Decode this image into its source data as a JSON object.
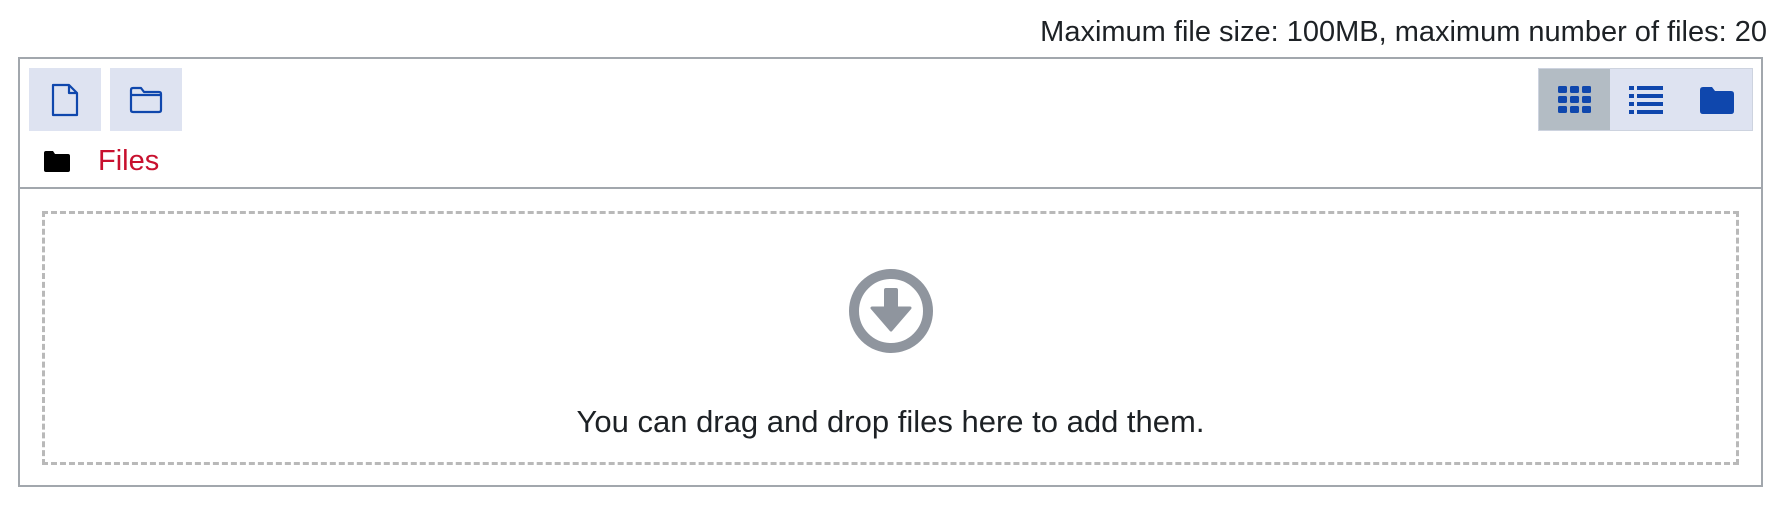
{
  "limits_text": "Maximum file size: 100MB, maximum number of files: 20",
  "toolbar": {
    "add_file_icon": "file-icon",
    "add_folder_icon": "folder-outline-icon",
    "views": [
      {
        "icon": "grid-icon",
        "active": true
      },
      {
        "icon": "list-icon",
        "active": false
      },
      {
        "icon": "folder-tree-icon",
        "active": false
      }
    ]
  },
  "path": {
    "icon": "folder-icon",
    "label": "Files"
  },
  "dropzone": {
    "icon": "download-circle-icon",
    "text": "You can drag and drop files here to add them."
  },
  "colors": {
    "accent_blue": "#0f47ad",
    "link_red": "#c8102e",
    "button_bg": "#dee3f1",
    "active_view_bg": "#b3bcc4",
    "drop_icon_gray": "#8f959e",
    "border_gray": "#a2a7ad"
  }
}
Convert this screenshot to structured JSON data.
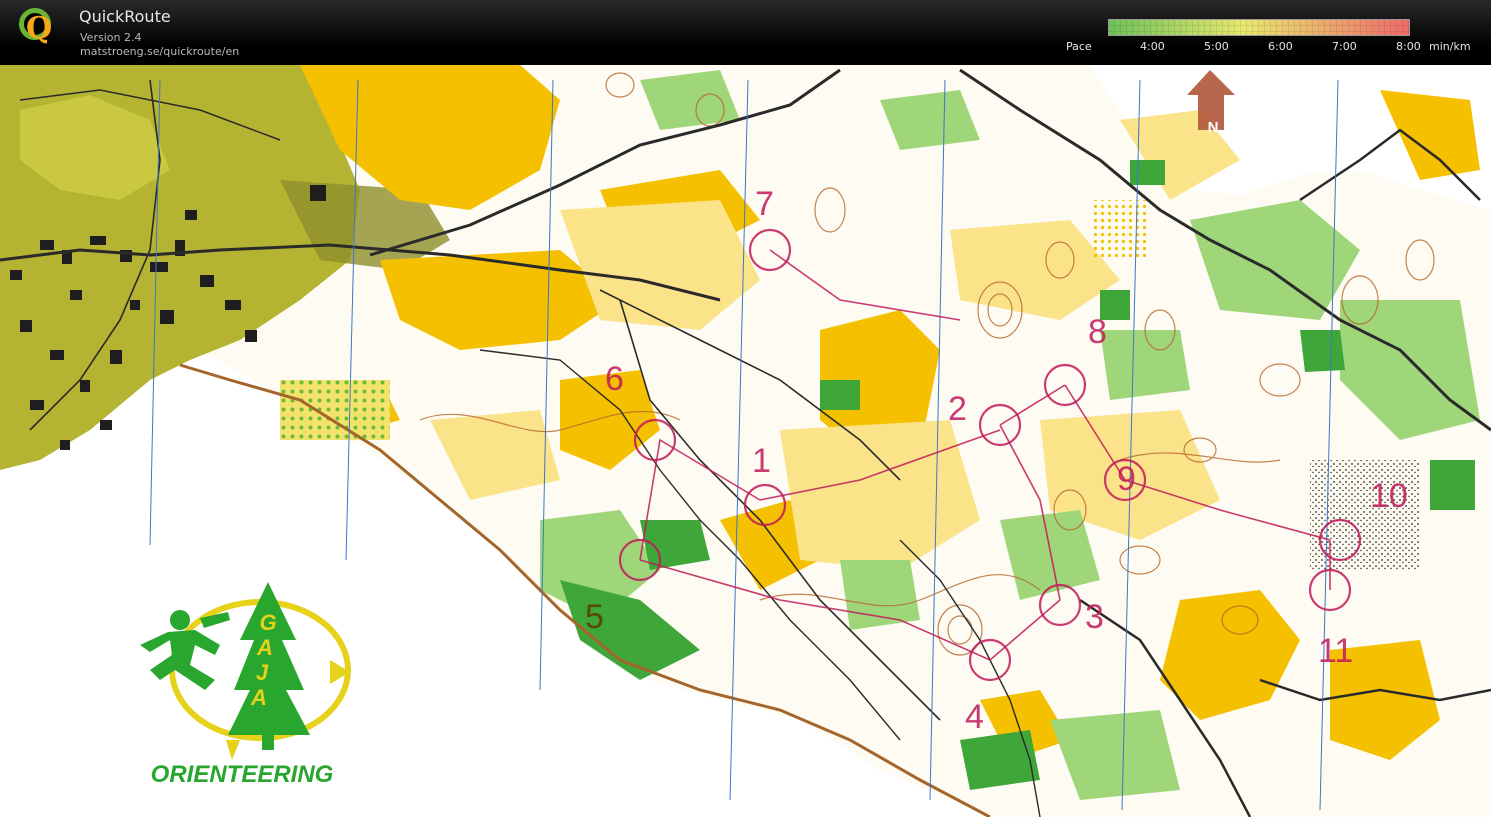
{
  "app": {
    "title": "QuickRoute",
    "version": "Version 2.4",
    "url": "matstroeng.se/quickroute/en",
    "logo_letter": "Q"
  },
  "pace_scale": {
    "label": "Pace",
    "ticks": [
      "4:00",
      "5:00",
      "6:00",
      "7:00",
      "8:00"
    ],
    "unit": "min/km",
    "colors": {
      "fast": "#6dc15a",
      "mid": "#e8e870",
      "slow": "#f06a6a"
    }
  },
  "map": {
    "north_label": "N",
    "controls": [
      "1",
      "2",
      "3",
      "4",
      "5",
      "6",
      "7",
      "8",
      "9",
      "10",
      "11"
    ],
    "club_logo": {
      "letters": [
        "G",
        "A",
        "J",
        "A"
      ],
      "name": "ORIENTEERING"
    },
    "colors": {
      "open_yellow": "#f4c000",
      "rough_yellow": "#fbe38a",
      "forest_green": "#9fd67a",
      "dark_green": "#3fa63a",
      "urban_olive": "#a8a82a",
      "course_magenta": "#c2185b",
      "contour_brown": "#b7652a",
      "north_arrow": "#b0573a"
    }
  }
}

◇ ◇ ◇ ◇ ◇ ◇ ◇

_DIRECTIONS_
In the material above, show every line where the word "data" turns up.

_RESULT OF THE TASK_
Decode this image into its source data as a JSON object.
Convert this screenshot to structured JSON data.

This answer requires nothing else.